-- What is expected --
Extract each line where the string "attention" shows up.

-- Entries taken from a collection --
——
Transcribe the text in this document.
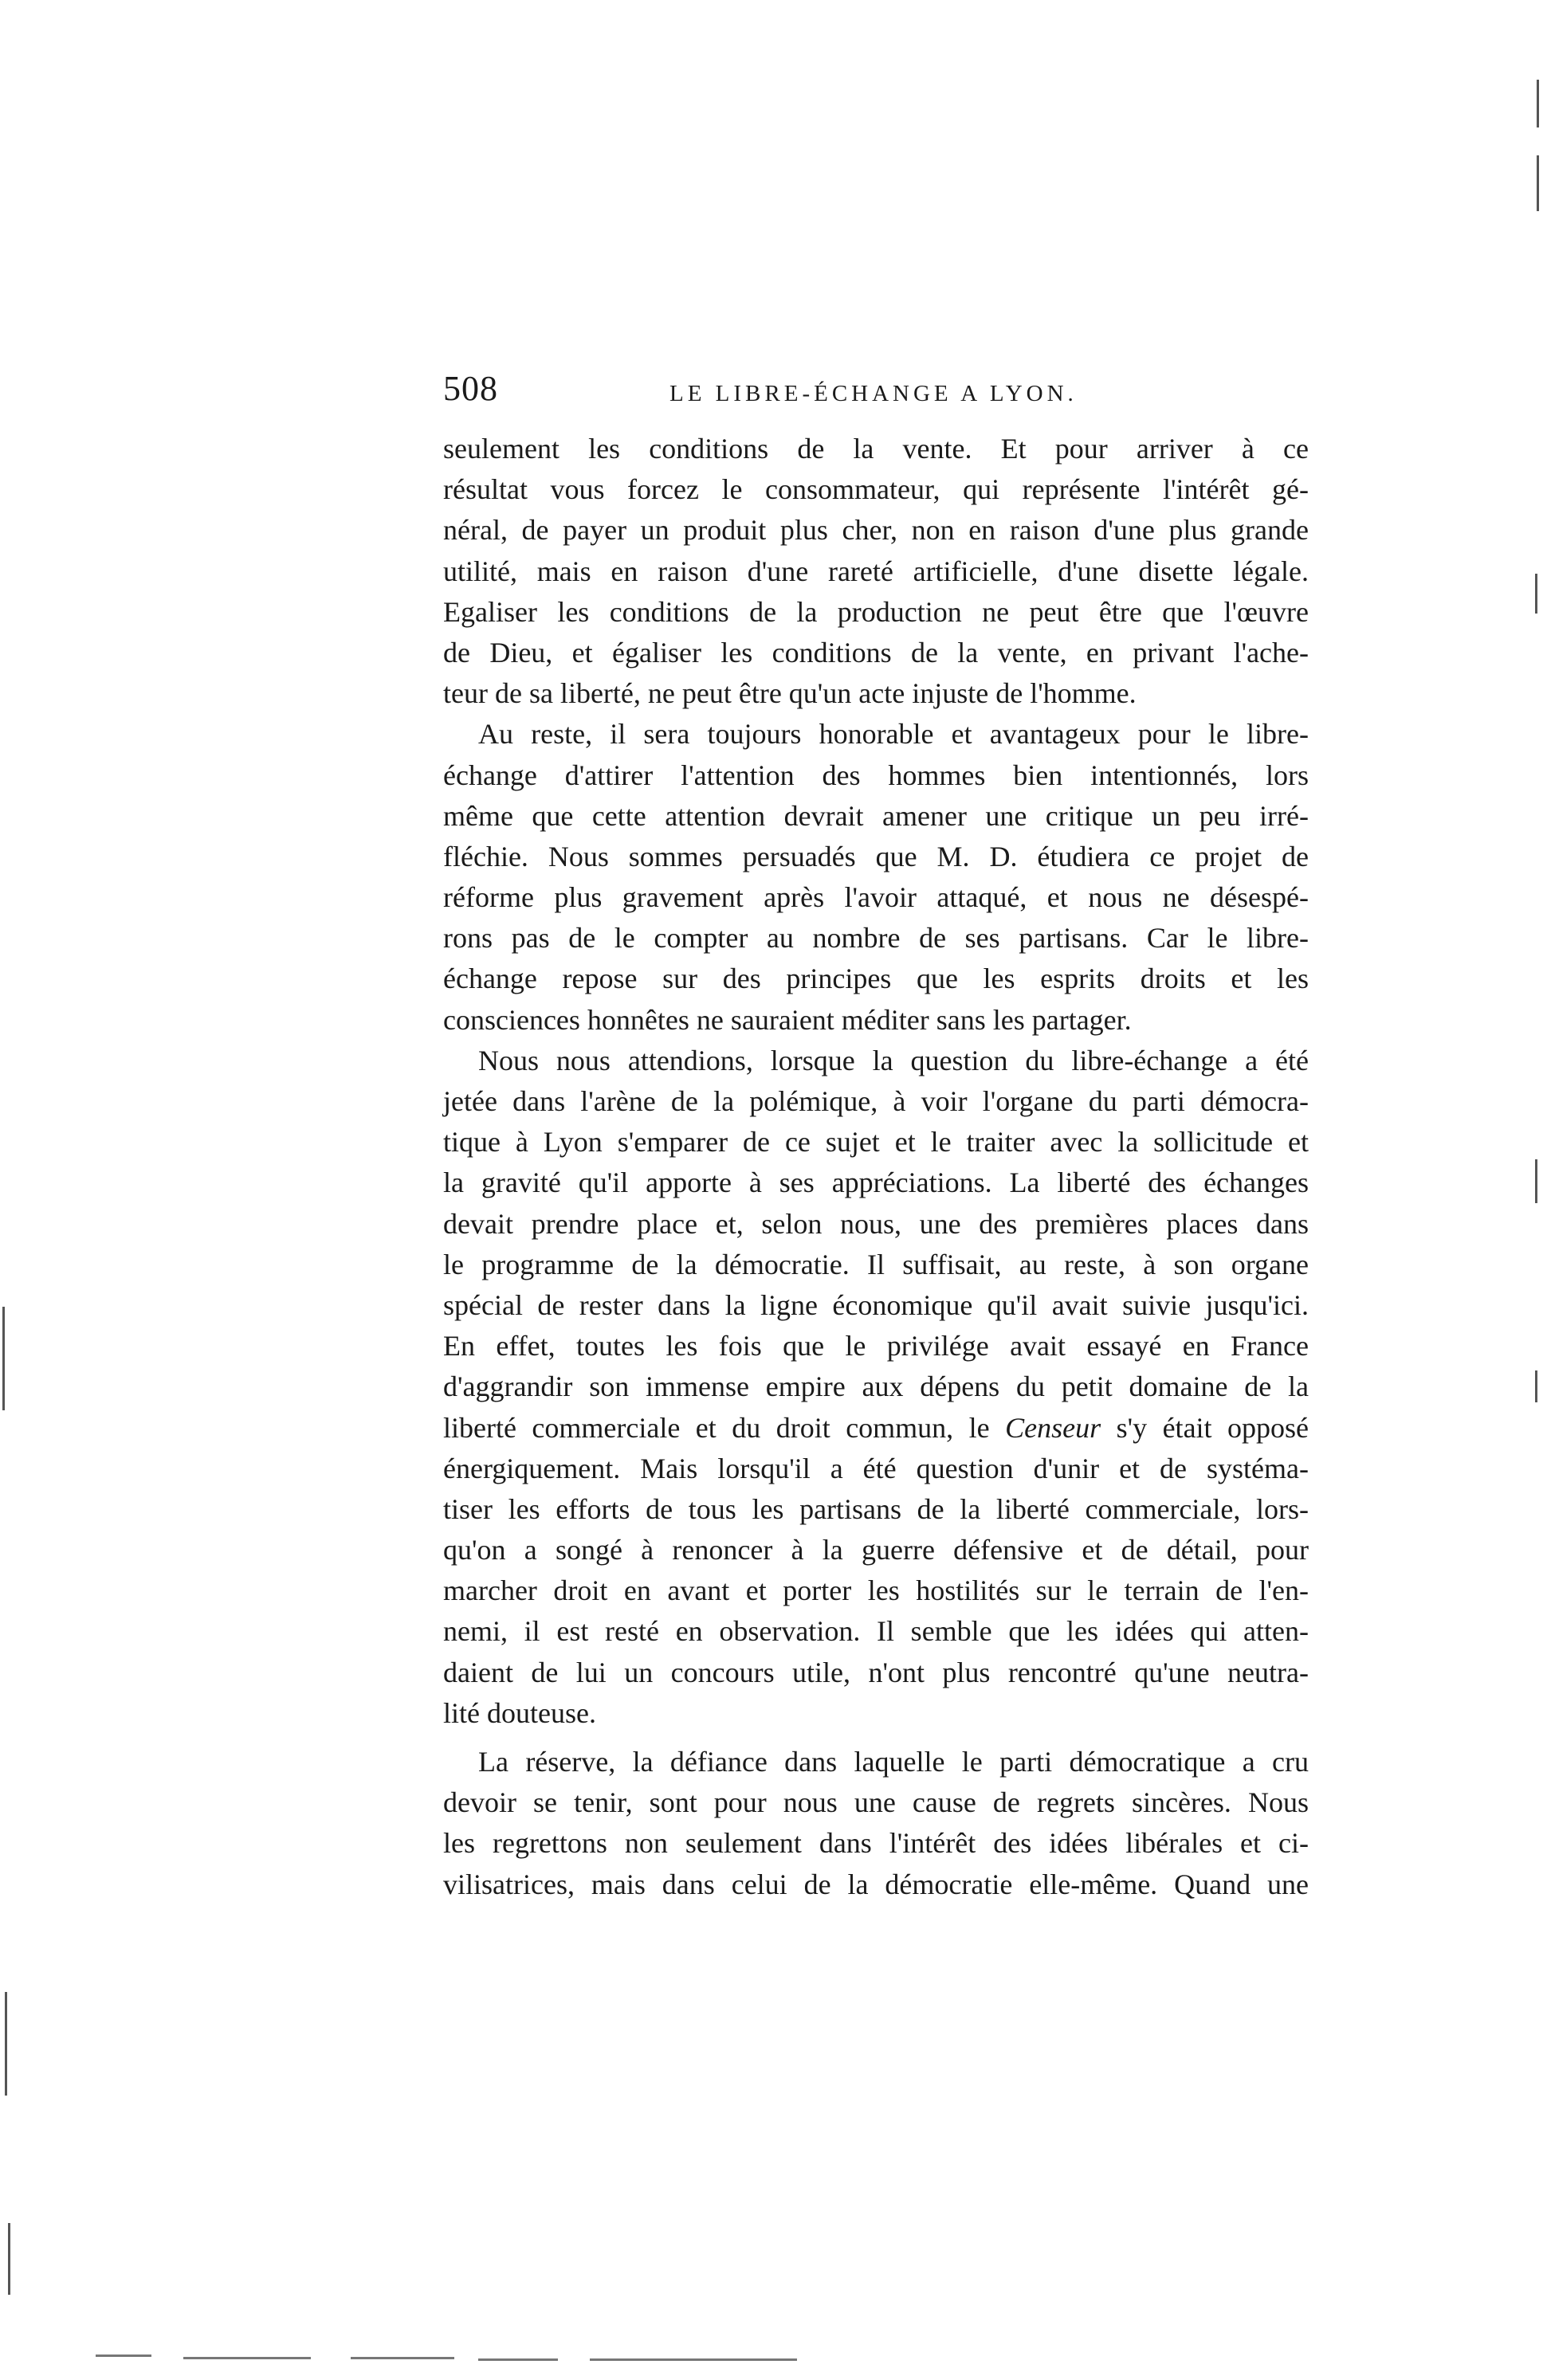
508	LE LIBRE-ÉCHANGE A LYON.
seulement les conditions de la vente. Et pour arriver à ce
résultat vous forcez le consommateur, qui représente l'intérêt gé-
néral, de payer un produit plus cher, non en raison d'une plus grande
utilité, mais en raison d'une rareté artificielle, d'une disette légale.
Egaliser les conditions de la production ne peut être que l'œuvre
de Dieu, et égaliser les conditions de la vente, en privant l'ache-
teur de sa liberté, ne peut être qu'un acte injuste de l'homme.
Au reste, il sera toujours honorable et avantageux pour le libre-
échange d'attirer l'attention des hommes bien intentionnés, lors
même que cette attention devrait amener une critique un peu irré-
fléchie. Nous sommes persuadés que M. D. étudiera ce projet de
réforme plus gravement après l'avoir attaqué, et nous ne désespé-
rons pas de le compter au nombre de ses partisans. Car le libre-
échange repose sur des principes que les esprits droits et les
consciences honnêtes ne sauraient méditer sans les partager.
Nous nous attendions, lorsque la question du libre-échange a été
jetée dans l'arène de la polémique, à voir l'organe du parti démocra-
tique à Lyon s'emparer de ce sujet et le traiter avec la sollicitude et
la gravité qu'il apporte à ses appréciations. La liberté des échanges
devait prendre place et, selon nous, une des premières places dans
le programme de la démocratie. Il suffisait, au reste, à son organe
spécial de rester dans la ligne économique qu'il avait suivie jusqu'ici.
En effet, toutes les fois que le privilége avait essayé en France
d'aggrandir son immense empire aux dépens du petit domaine de la
liberté commerciale et du droit commun, le Censeur s'y était opposé
énergiquement. Mais lorsqu'il a été question d'unir et de systéma-
tiser les efforts de tous les partisans de la liberté commerciale, lors-
qu'on a songé à renoncer à la guerre défensive et de détail, pour
marcher droit en avant et porter les hostilités sur le terrain de l'en-
nemi, il est resté en observation. Il semble que les idées qui atten-
daient de lui un concours utile, n'ont plus rencontré qu'une neutra-
lité douteuse.
La réserve, la défiance dans laquelle le parti démocratique a cru
devoir se tenir, sont pour nous une cause de regrets sincères. Nous
les regrettons non seulement dans l'intérêt des idées libérales et ci-
vilisatrices, mais dans celui de la démocratie elle-même. Quand une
——
-- Expected answer --
échange d'attirer l'attention des hommes bien intentionnés, lors
même que cette attention devrait amener une critique un peu irré-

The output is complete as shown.